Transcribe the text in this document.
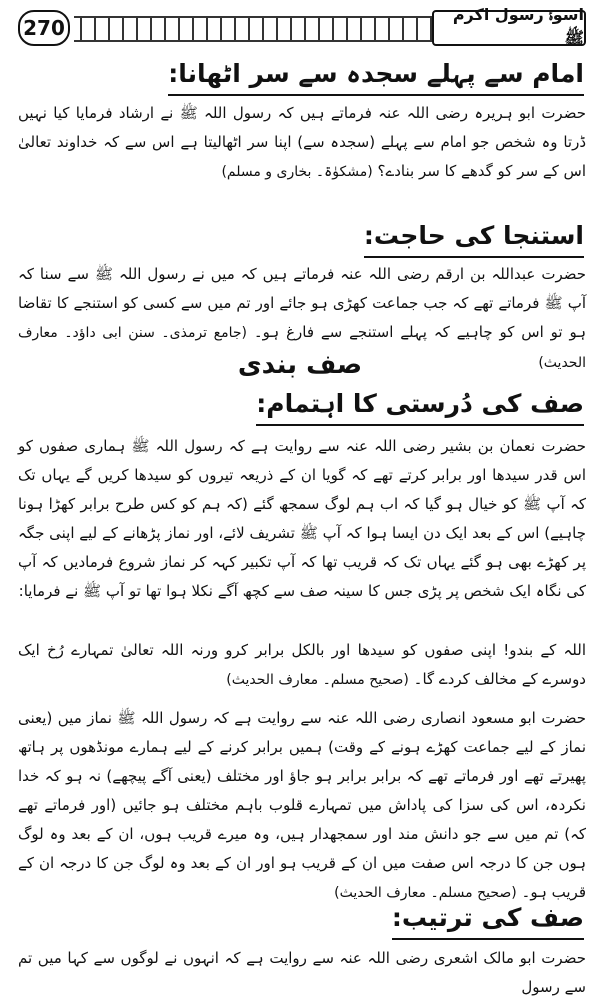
270
اسوۂ رسول اکرم ﷺ
امام سے پہلے سجدہ سے سر اٹھانا:
حضرت ابو ہریرہ رضی اللہ عنہ فرماتے ہیں کہ رسول اللہ ﷺ نے ارشاد فرمایا کیا نہیں ڈرتا وہ شخص جو امام سے پہلے (سجدہ سے) اپنا سر اٹھالیتا ہے اس سے کہ خداوند تعالیٰ اس کے سر کو گدھے کا سر بنادے؟ (مشکوٰۃ۔ بخاری و مسلم)
استنجا کی حاجت:
حضرت عبداللہ بن ارقم رضی اللہ عنہ فرماتے ہیں کہ میں نے رسول اللہ ﷺ سے سنا کہ آپ ﷺ فرماتے تھے کہ جب جماعت کھڑی ہو جائے اور تم میں سے کسی کو استنجے کا تقاضا ہو تو اس کو چاہیے کہ پہلے استنجے سے فارغ ہو۔ (جامع ترمذی۔ سنن ابی داؤد۔ معارف الحدیث)
صف بندی
صف کی دُرستی کا اہتمام:
حضرت نعمان بن بشیر رضی اللہ عنہ سے روایت ہے کہ رسول اللہ ﷺ ہماری صفوں کو اس قدر سیدھا اور برابر کرتے تھے کہ گویا ان کے ذریعہ تیروں کو سیدھا کریں گے یہاں تک کہ آپ ﷺ کو خیال ہو گیا کہ اب ہم لوگ سمجھ گئے (کہ ہم کو کس طرح برابر کھڑا ہونا چاہیے) اس کے بعد ایک دن ایسا ہوا کہ آپ ﷺ تشریف لائے، اور نماز پڑھانے کے لیے اپنی جگہ پر کھڑے بھی ہو گئے یہاں تک کہ قریب تھا کہ آپ تکبیر کہہ کر نماز شروع فرمادیں کہ آپ کی نگاہ ایک شخص پر پڑی جس کا سینہ صف سے کچھ آگے نکلا ہوا تھا تو آپ ﷺ نے فرمایا:
اللہ کے بندو! اپنی صفوں کو سیدھا اور بالکل برابر کرو ورنہ اللہ تعالیٰ تمہارے رُخ ایک دوسرے کے مخالف کردے گا۔ (صحیح مسلم۔ معارف الحدیث)
حضرت ابو مسعود انصاری رضی اللہ عنہ سے روایت ہے کہ رسول اللہ ﷺ نماز میں (یعنی نماز کے لیے جماعت کھڑے ہونے کے وقت) ہمیں برابر کرنے کے لیے ہمارے مونڈھوں پر ہاتھ پھیرتے تھے اور فرماتے تھے کہ برابر برابر ہو جاؤ اور مختلف (یعنی آگے پیچھے) نہ ہو کہ خدا نکردہ، اس کی سزا کی پاداش میں تمہارے قلوب باہم مختلف ہو جائیں (اور فرماتے تھے کہ) تم میں سے جو دانش مند اور سمجھدار ہیں، وہ میرے قریب ہوں، ان کے بعد وہ لوگ ہوں جن کا درجہ اس صفت میں ان کے قریب ہو اور ان کے بعد وہ لوگ جن کا درجہ ان کے قریب ہو۔ (صحیح مسلم۔ معارف الحدیث)
صف کی ترتیب:
حضرت ابو مالک اشعری رضی اللہ عنہ سے روایت ہے کہ انہوں نے لوگوں سے کہا میں تم سے رسول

※ ※ ※

Job
Output an exact copy of the material, with the pictures removed.

Output for this task
Transcribe the text in this document.
270
اسوۂ رسول اکرم ﷺ
امام سے پہلے سجدہ سے سر اٹھانا:
حضرت ابو ہریرہ رضی اللہ عنہ فرماتے ہیں کہ رسول اللہ ﷺ نے ارشاد فرمایا کیا نہیں ڈرتا وہ شخص جو امام سے پہلے (سجدہ سے) اپنا سر اٹھالیتا ہے اس سے کہ خداوند تعالیٰ اس کے سر کو گدھے کا سر بنادے؟ (مشکوٰۃ۔ بخاری و مسلم)
استنجا کی حاجت:
حضرت عبداللہ بن ارقم رضی اللہ عنہ فرماتے ہیں کہ میں نے رسول اللہ ﷺ سے سنا کہ آپ ﷺ فرماتے تھے کہ جب جماعت کھڑی ہو جائے اور تم میں سے کسی کو استنجے کا تقاضا ہو تو اس کو چاہیے کہ پہلے استنجے سے فارغ ہو۔ (جامع ترمذی۔ سنن ابی داؤد۔ معارف الحدیث)
صف بندی
صف کی دُرستی کا اہتمام:
حضرت نعمان بن بشیر رضی اللہ عنہ سے روایت ہے کہ رسول اللہ ﷺ ہماری صفوں کو اس قدر سیدھا اور برابر کرتے تھے کہ گویا ان کے ذریعہ تیروں کو سیدھا کریں گے یہاں تک کہ آپ ﷺ کو خیال ہو گیا کہ اب ہم لوگ سمجھ گئے (کہ ہم کو کس طرح برابر کھڑا ہونا چاہیے) اس کے بعد ایک دن ایسا ہوا کہ آپ ﷺ تشریف لائے، اور نماز پڑھانے کے لیے اپنی جگہ پر کھڑے بھی ہو گئے یہاں تک کہ قریب تھا کہ آپ تکبیر کہہ کر نماز شروع فرمادیں کہ آپ کی نگاہ ایک شخص پر پڑی جس کا سینہ صف سے کچھ آگے نکلا ہوا تھا تو آپ ﷺ نے فرمایا:
اللہ کے بندو! اپنی صفوں کو سیدھا اور بالکل برابر کرو ورنہ اللہ تعالیٰ تمہارے رُخ ایک دوسرے کے مخالف کردے گا۔ (صحیح مسلم۔ معارف الحدیث)
حضرت ابو مسعود انصاری رضی اللہ عنہ سے روایت ہے کہ رسول اللہ ﷺ نماز میں (یعنی نماز کے لیے جماعت کھڑے ہونے کے وقت) ہمیں برابر کرنے کے لیے ہمارے مونڈھوں پر ہاتھ پھیرتے تھے اور فرماتے تھے کہ برابر برابر ہو جاؤ اور مختلف (یعنی آگے پیچھے) نہ ہو کہ خدا نکردہ، اس کی سزا کی پاداش میں تمہارے قلوب باہم مختلف ہو جائیں (اور فرماتے تھے کہ) تم میں سے جو دانش مند اور سمجھدار ہیں، وہ میرے قریب ہوں، ان کے بعد وہ لوگ ہوں جن کا درجہ اس صفت میں ان کے قریب ہو اور ان کے بعد وہ لوگ جن کا درجہ ان کے قریب ہو۔ (صحیح مسلم۔ معارف الحدیث)
صف کی ترتیب:
حضرت ابو مالک اشعری رضی اللہ عنہ سے روایت ہے کہ انہوں نے لوگوں سے کہا میں تم سے رسول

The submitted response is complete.